### SOURCE TEXT
···

3

I compiled this example C code of speech recognition librry pocketsphinx on my debian 9 system.

I recorded a sample audio in a file called goforward.raw which has the command: "go forward" in it.

Neither the pockesphinx_continuous programs efficiently recognizes words recorded via headphones using the arecord tool on linux, nor does the example code given does it. Just partial recognition i.e it recognizes the "go forward" command as "move forward" and that's ok but other commands are very badly recognized. If you say hello, it turns it to who are you.?

The interesting thing is that audio files created using Text to Speech tool pico2wave are recognized very efficiently like 80% accuracy when it comes to extracting words from a wav file created via pico2wave tool.

Here is the example pockesphinx code:

#include <pocketsphinx.h>


int
main(int argc, char *argv[])
{
    ps_decoder_t *ps;
    cmd_ln_t *config;
    FILE *fh;
    char const *hyp, *uttid;
    int16 buf[512];
    int rv;
    int32 score;

    config = cmd_ln_init(NULL, ps_args(), TRUE,
                 "-hmm", MODELDIR "/en-us/en-us",
                 "-lm", MODELDIR "/en-us/en-us.lm.bin",
                 "-dict", MODELDIR "/en-us/cmudict-en-us.dict",
                 NULL);
    if (config == NULL) {
    fprintf(stderr, "Failed to create config object, see log for details\n");
    return -1;
    }

    ps = ps_init(config);
    if (ps == NULL) {
    fprintf(stderr, "Failed to create recognizer, see log for details\n");
    return -1;
    }

    fh = fopen("goforward.raw", "rb");
    if (fh == NULL) {
    fprintf(stderr, "Unable to open input file goforward.raw\n");
    return -1;
    }

    rv = ps_start_utt(ps);

    while (!feof(fh)) {
    size_t nsamp;
    nsamp = fread(buf, 2, 512, fh);
    rv = ps_process_raw(ps, buf, nsamp, FALSE, FALSE);
    }

    rv = ps_end_utt(ps);
    hyp = ps_get_hyp(ps, &score);
    printf("Recognized: %s\n", hyp);

    fclose(fh);
    ps_free(ps);
    cmd_ln_free_r(config);

    return 0;
}

and here is the pocketsphinx_continuous tool code provided by the official package from pocketsphinx:

/* -*- c-basic-offset: 4; indent-tabs-mode: nil -*- */
/* ====================================================================
 * Copyright (c) 1999-2010 Carnegie Mellon University.  All rights
 * reserved.
 *
 * Redistribution and use in source and binary forms, with or without
 * modification, are permitted provided that the following conditions
 * are met:
 *
 * 1. Redistributions of source code must retain the above copyright
 *    notice, this list of conditions and the following disclaimer. 
 *
 * 2. Redistributions in binary form must reproduce the above copyright
 *    notice, this list of conditions and the following disclaimer in
 *    the documentation and/or other materials provided with the
 *    distribution.

···

### DATASET EXCERPTS
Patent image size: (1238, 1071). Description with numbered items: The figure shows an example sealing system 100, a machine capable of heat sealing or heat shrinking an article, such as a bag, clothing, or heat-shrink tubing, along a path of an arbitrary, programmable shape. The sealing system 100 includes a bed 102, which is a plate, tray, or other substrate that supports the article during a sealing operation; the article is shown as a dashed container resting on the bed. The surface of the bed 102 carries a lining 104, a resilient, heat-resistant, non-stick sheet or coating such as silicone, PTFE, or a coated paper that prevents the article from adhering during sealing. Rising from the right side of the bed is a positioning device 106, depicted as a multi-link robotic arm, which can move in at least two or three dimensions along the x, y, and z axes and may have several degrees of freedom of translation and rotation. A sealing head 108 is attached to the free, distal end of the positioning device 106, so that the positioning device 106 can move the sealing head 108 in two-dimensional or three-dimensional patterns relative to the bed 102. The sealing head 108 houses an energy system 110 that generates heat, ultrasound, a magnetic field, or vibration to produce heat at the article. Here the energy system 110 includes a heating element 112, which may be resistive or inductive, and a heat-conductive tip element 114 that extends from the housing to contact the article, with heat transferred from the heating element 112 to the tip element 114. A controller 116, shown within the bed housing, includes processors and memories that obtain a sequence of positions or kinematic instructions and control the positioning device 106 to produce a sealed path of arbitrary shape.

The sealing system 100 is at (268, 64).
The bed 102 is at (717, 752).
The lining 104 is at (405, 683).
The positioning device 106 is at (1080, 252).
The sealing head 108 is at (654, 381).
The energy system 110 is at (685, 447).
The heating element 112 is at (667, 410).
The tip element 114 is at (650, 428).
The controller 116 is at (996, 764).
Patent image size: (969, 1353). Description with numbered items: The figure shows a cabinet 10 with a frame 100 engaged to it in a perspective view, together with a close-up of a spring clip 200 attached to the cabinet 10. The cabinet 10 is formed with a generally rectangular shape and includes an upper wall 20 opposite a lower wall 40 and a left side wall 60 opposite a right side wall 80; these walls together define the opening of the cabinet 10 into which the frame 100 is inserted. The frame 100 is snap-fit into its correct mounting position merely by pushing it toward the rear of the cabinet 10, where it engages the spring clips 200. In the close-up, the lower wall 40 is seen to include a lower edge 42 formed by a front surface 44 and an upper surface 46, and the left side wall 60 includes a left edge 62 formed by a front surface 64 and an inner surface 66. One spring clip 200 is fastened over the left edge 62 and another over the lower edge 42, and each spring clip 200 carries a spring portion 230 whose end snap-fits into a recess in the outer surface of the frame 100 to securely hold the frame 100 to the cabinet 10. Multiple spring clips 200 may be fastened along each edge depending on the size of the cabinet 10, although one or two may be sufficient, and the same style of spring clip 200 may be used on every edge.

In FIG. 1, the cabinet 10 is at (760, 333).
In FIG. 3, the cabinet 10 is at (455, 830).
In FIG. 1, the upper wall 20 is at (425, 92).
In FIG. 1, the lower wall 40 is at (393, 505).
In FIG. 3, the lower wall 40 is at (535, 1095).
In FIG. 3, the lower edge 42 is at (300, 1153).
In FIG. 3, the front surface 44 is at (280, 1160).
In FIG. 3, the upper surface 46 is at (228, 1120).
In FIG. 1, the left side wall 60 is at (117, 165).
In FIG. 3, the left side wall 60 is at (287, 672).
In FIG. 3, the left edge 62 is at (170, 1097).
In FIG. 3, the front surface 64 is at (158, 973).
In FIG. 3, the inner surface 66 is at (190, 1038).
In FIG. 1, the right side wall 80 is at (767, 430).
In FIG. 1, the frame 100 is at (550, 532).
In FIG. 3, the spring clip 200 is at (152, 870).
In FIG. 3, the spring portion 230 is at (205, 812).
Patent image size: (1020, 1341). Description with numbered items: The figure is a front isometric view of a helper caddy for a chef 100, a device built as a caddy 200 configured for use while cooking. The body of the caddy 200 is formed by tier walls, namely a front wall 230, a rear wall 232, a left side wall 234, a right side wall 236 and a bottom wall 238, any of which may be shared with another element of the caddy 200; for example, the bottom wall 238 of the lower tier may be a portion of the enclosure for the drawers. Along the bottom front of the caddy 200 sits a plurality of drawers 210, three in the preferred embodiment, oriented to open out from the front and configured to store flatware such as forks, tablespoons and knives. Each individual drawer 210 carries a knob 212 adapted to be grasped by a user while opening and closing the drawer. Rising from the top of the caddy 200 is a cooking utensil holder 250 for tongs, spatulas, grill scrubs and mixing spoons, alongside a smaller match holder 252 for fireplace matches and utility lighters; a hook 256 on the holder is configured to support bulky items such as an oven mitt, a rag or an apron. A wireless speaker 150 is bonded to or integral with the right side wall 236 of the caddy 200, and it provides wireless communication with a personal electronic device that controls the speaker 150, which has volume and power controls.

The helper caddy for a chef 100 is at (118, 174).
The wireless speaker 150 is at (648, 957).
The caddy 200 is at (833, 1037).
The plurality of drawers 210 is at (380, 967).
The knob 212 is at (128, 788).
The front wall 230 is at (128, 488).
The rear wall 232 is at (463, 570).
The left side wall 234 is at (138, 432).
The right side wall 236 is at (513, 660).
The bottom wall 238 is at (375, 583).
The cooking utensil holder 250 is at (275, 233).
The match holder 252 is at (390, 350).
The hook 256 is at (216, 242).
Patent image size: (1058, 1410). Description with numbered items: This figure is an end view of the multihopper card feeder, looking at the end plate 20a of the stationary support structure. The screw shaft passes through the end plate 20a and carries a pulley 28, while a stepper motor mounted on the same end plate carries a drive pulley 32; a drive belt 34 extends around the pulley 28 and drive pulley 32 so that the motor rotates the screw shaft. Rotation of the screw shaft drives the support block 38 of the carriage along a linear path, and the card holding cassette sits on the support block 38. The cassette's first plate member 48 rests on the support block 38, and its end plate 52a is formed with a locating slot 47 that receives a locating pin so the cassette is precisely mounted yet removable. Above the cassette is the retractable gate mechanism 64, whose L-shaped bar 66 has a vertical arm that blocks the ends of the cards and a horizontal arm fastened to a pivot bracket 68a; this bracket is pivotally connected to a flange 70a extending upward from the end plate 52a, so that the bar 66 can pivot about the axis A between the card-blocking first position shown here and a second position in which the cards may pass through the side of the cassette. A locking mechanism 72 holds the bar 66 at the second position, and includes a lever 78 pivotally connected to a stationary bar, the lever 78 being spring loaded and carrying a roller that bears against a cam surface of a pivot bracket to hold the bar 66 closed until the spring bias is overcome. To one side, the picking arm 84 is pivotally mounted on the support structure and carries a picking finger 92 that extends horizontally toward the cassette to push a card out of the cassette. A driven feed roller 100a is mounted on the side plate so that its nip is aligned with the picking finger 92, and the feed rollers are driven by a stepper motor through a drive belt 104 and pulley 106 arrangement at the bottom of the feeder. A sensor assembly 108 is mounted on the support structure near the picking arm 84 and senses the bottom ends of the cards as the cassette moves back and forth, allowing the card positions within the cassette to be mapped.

···

### EXERCISE BRIEF
Please write the next part of the pocketsphinx speech recognition post, starting after its last line. The listing has no connection to the pocketsphinx post.

### THE OUTPUT
 *
 * This work was supported in part by funding from the Defense Advanced 
 * Research Projects Agency and the National Science Foundation of the 
 * United States of America, and the CMU Sphinx Speech Consortium.
 *
 * THIS SOFTWARE IS PROVIDED BY CARNEGIE MELLON UNIVERSITY ``AS IS'' AND 
 * ANY EXPRESSED OR IMPLIED WARRANTIES, INCLUDING, BUT NOT LIMITED TO, 
 * THE IMPLIED WARRANTIES OF MERCHANTABILITY AND FITNESS FOR A PARTICULAR
 * PURPOSE ARE DISCLAIMED.  IN NO EVENT SHALL CARNEGIE MELLON UNIVERSITY
 * NOR ITS EMPLOYEES BE LIABLE FOR ANY DIRECT, INDIRECT, INCIDENTAL,
 * SPECIAL, EXEMPLARY, OR CONSEQUENTIAL DAMAGES (INCLUDING, BUT NOT 
 * LIMITED TO, PROCUREMENT OF SUBSTITUTE GOODS OR SERVICES; LOSS OF USE, 
 * DATA, OR PROFITS; OR BUSINESS INTERRUPTION) HOWEVER CAUSED AND ON ANY 
 * THEORY OF LIABILITY, WHETHER IN CONTRACT, STRICT LIABILITY, OR TORT 
 * (INCLUDING NEGLIGENCE OR OTHERWISE) ARISING IN ANY WAY OUT OF THE USE 
 * OF THIS SOFTWARE, EVEN IF ADVISED OF THE POSSIBILITY OF SUCH DAMAGE.
 *
 * ====================================================================
 *
 */
/*
 * continuous.c - Simple pocketsphinx command-line application to test
 *                both continuous listening/silence filtering from microphone
 *                and continuous file transcription.
 */

/*
 * This is a simple example of pocketsphinx application that uses continuous listening
 * with silence filtering to automatically segment a continuous stream of audio input
 * into utterances that are then decoded.
 * 
 * Remarks:
 *   - Each utterance is ended when a silence segment of at least 1 sec is recognized.
 *   - Single-threaded implementation for portability.
 *   - Uses audio library; can be replaced with an equivalent custom library.
 */

#include <stdio.h>
#include <string.h>
#include <assert.h>

#if !defined(_WIN32_WCE)
#include <signal.h>
#include <setjmp.h>
#endif
#if defined(WIN32) && !defined(GNUWINCE)
#include <time.h>
#else
#include <sys/types.h>
#include <sys/time.h>
#endif

#include <sphinxbase/err.h>
#include <sphinxbase/ad.h>

#include "pocketsphinx.h"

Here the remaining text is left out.